PROBLEM STATEMENT =
Only lines holding the string "this" are wanted; copy each one from the material.
* BEGIN *
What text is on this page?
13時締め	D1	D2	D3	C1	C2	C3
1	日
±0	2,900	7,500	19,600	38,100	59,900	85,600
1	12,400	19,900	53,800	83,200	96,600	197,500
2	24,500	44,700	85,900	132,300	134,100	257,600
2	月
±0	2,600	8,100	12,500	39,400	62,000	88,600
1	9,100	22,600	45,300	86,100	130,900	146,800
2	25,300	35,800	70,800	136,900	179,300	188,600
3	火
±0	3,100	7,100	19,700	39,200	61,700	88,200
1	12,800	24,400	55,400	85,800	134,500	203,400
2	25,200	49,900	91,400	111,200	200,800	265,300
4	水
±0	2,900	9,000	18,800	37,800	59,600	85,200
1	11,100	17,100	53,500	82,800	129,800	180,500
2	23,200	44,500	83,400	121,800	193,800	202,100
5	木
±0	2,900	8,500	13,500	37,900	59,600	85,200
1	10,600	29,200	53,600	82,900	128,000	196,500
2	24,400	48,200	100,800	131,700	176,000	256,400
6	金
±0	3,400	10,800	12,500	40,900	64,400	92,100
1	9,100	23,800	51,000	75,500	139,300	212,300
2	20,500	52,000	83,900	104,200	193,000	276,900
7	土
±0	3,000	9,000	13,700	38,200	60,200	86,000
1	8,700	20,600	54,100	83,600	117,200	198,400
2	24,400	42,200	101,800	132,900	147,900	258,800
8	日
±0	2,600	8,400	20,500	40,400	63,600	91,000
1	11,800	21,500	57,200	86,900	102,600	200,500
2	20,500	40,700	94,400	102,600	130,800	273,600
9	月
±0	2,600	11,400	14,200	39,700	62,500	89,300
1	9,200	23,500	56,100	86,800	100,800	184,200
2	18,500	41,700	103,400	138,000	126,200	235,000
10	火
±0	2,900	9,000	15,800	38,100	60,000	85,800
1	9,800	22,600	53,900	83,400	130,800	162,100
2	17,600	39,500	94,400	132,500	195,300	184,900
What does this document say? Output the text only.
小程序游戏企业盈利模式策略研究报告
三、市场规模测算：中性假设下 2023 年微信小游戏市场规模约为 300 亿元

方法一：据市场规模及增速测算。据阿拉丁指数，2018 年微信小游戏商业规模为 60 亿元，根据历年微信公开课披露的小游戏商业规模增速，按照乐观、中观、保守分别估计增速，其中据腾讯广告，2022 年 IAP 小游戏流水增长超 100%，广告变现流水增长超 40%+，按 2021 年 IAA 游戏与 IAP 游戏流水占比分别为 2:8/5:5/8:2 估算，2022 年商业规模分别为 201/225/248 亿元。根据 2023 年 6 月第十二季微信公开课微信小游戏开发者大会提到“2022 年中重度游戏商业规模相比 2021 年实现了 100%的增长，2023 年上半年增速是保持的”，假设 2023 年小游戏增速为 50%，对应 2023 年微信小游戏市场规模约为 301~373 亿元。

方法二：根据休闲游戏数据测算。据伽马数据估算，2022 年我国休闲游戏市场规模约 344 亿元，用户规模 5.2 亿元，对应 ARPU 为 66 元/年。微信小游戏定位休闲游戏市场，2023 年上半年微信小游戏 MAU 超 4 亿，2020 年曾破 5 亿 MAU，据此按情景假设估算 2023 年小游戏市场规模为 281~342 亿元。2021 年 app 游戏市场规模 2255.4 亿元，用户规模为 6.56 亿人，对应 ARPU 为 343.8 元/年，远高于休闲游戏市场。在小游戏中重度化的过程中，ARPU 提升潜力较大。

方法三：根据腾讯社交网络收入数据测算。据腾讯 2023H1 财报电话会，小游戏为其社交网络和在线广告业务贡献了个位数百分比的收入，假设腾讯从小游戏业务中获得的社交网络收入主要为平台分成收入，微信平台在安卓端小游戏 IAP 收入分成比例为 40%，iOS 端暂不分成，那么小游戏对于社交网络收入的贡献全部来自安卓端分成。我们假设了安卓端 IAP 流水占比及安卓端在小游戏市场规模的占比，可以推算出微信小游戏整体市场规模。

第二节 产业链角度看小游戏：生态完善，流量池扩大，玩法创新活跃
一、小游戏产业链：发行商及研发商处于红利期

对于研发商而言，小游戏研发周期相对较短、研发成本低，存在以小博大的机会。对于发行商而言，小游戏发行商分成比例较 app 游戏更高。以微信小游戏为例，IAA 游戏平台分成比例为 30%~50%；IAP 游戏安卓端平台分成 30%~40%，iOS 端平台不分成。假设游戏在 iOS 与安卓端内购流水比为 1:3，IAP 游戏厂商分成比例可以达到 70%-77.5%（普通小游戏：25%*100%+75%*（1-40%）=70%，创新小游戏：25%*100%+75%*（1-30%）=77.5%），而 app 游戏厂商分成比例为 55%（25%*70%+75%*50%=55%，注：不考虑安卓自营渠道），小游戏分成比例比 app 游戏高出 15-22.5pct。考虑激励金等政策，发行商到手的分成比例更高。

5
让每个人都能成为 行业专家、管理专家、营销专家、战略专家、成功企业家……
* END *
EXERCISE OUTPUT =
What text is on this page?
What does this document say? Output the text only.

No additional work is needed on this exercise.